> _AIM_:
Note each line where "说明理由" appears, and copy it.
[START OF INFORMATION GIVEN]
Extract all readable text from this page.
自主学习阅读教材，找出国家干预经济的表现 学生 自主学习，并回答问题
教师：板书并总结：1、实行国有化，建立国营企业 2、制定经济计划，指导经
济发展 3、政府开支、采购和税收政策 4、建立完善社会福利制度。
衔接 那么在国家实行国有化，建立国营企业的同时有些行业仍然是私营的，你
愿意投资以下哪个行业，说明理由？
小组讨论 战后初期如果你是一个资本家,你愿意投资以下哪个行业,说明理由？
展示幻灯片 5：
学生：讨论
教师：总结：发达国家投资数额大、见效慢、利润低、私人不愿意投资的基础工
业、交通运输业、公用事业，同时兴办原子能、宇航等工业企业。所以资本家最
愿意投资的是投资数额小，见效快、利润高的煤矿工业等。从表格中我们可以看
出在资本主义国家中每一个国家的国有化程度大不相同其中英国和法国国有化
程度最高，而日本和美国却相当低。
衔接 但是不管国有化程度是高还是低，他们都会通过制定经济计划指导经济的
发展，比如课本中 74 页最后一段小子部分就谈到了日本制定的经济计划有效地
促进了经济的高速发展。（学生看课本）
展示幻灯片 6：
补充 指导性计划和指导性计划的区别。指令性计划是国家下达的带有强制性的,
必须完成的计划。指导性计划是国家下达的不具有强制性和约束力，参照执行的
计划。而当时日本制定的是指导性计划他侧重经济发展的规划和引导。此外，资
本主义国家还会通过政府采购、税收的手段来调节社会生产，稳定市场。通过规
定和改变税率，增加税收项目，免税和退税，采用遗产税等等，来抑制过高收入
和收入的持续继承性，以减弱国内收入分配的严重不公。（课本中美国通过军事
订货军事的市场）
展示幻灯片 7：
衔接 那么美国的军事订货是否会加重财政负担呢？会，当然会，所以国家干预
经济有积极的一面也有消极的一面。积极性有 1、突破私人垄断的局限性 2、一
[END OF INFORMATION GIVEN]
> _EXERCISE SOLUTION_:
愿意投资以下哪个行业，说明理由？
小组讨论 战后初期如果你是一个资本家,你愿意投资以下哪个行业,说明理由？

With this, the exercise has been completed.